**GOAL:** Using the listing below, select the lines with the word "this" and copy them.

**INFORMATION GIVEN:**

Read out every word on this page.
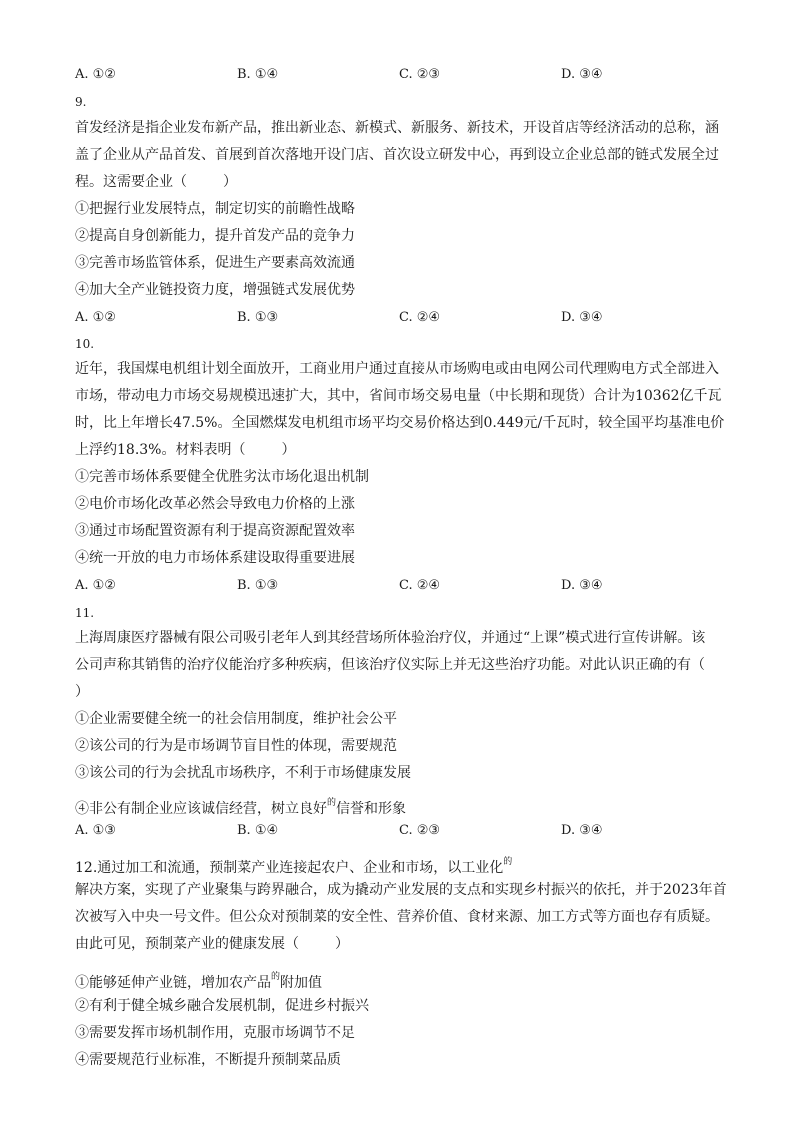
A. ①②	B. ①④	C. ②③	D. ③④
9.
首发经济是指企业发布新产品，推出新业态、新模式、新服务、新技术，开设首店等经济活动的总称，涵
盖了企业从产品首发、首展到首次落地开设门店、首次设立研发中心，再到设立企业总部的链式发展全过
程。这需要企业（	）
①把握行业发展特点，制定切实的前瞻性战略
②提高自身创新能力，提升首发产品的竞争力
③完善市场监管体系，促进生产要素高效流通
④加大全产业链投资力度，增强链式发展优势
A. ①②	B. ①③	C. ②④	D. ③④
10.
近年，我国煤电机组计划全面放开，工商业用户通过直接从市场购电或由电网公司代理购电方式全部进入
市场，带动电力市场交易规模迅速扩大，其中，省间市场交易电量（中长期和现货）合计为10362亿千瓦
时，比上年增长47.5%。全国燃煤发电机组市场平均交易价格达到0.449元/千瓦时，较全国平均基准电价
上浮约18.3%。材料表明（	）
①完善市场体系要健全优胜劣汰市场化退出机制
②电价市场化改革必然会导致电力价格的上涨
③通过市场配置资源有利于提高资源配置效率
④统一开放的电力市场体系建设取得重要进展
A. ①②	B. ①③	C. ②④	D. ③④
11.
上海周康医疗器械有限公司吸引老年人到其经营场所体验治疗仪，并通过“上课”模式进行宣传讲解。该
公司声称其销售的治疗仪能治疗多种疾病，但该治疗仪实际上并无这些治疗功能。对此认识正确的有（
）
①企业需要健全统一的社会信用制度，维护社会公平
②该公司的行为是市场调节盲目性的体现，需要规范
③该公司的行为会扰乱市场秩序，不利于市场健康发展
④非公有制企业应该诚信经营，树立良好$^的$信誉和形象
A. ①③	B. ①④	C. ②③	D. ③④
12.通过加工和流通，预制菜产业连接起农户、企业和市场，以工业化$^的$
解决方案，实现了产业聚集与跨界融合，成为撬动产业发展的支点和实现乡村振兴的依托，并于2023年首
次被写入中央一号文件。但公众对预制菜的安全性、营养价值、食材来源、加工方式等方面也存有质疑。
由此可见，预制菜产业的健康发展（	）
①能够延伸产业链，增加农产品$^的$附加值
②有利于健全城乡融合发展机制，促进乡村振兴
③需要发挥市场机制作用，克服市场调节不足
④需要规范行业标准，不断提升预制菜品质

* * *

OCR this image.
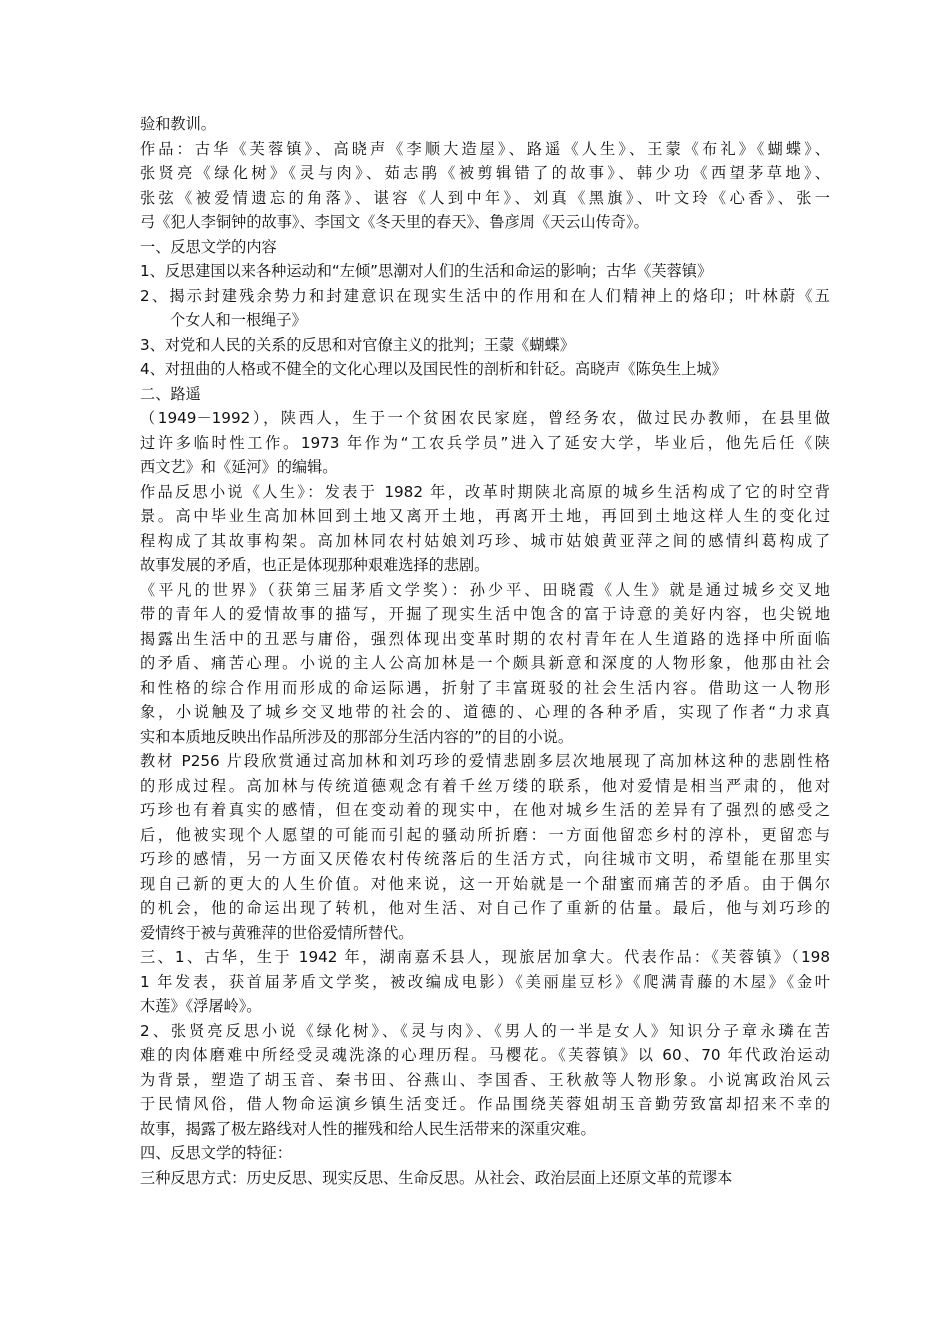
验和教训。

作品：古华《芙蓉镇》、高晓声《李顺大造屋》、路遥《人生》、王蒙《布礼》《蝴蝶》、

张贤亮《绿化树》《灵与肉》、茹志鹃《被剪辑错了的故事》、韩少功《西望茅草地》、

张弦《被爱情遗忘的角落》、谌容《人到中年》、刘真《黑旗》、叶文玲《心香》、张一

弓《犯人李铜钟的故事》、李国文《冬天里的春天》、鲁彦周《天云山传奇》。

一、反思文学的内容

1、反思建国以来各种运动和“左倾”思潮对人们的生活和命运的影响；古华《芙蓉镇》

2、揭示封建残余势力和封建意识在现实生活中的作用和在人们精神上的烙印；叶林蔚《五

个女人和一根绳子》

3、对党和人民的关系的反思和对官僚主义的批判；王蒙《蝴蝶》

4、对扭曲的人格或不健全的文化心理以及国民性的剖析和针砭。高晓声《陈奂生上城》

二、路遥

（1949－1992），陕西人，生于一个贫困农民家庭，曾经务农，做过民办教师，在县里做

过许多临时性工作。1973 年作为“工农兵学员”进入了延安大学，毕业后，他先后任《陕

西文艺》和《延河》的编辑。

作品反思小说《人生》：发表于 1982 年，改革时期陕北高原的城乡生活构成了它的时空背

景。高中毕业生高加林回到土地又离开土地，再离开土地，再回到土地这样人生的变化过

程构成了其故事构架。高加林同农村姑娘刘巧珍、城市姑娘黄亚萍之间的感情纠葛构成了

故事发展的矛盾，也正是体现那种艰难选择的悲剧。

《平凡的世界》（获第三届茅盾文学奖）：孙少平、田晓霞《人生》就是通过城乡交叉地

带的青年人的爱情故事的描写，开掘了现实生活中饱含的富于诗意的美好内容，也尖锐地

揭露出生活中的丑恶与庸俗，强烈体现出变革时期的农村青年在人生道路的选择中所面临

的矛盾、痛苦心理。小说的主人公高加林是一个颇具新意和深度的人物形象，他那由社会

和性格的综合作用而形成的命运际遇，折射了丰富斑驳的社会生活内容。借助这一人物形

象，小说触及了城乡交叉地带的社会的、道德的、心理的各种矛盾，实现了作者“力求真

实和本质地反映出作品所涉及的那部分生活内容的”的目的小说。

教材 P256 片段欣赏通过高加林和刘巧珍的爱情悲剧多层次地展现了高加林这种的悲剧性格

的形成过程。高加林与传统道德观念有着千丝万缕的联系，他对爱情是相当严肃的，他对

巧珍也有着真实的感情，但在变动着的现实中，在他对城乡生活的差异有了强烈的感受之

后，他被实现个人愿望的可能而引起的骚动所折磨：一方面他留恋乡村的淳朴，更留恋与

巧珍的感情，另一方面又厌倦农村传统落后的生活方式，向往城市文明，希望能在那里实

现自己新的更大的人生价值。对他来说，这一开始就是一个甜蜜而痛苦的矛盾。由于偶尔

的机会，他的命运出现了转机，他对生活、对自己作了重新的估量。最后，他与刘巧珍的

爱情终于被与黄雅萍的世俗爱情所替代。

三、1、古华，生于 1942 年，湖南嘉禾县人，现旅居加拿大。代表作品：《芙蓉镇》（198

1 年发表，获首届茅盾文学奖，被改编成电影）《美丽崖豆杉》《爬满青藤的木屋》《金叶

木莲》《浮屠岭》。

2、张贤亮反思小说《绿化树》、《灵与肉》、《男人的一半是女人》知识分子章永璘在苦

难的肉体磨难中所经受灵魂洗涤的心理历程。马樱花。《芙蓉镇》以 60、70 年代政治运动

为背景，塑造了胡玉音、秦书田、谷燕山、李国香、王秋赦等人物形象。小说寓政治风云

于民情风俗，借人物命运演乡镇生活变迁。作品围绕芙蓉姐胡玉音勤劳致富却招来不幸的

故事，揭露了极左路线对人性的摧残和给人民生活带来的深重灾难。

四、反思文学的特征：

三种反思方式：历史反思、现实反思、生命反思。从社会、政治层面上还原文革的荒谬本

---

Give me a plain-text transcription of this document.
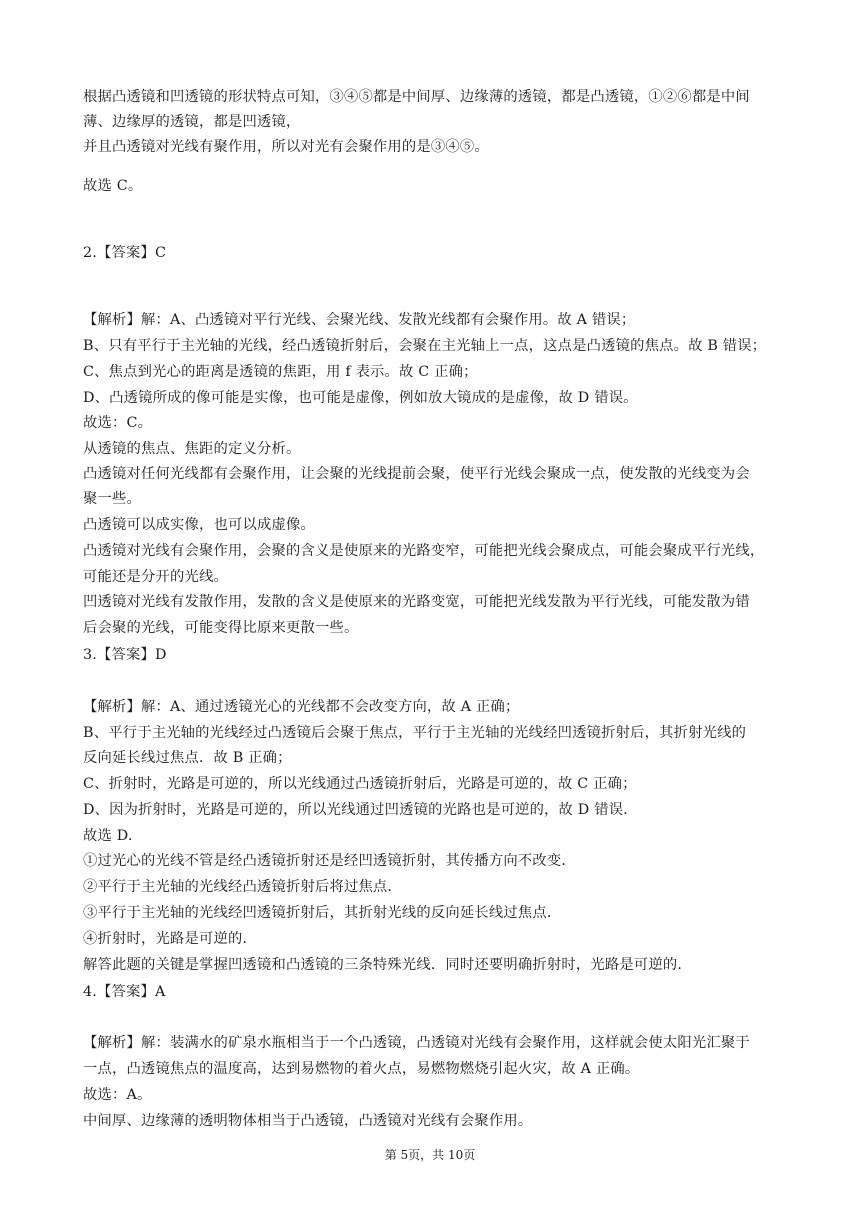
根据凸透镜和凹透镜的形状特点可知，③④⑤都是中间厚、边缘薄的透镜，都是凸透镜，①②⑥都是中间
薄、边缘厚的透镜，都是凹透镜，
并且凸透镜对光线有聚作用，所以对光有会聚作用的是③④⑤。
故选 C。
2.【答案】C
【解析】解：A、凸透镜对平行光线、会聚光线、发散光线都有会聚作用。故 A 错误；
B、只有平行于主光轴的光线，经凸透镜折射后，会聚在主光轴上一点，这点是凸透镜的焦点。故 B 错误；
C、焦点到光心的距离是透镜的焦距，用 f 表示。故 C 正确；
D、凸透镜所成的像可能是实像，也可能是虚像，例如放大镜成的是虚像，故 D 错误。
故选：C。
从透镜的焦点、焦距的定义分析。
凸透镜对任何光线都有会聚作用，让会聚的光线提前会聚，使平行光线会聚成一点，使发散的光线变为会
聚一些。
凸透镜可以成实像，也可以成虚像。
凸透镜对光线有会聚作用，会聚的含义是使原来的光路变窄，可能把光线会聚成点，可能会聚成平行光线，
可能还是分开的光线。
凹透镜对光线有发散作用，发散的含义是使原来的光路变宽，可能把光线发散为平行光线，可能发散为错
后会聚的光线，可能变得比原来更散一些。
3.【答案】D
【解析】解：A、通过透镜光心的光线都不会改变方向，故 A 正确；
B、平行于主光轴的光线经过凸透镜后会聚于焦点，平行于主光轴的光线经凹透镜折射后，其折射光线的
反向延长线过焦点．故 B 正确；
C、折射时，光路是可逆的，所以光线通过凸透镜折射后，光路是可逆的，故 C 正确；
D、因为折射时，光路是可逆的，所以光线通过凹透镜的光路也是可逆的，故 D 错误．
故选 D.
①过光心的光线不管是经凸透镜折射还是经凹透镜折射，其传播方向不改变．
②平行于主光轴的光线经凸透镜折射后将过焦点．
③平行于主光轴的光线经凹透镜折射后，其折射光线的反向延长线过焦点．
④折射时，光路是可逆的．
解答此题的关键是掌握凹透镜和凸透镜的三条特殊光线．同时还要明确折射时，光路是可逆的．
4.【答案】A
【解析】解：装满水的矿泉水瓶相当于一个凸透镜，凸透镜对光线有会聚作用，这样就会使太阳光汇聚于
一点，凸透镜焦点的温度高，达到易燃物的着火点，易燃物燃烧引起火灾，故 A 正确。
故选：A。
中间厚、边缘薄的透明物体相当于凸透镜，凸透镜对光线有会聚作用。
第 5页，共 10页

**RESPONSE:**
Read out every word on this page.
OCR this image.
Give me a plain-text transcription of this document.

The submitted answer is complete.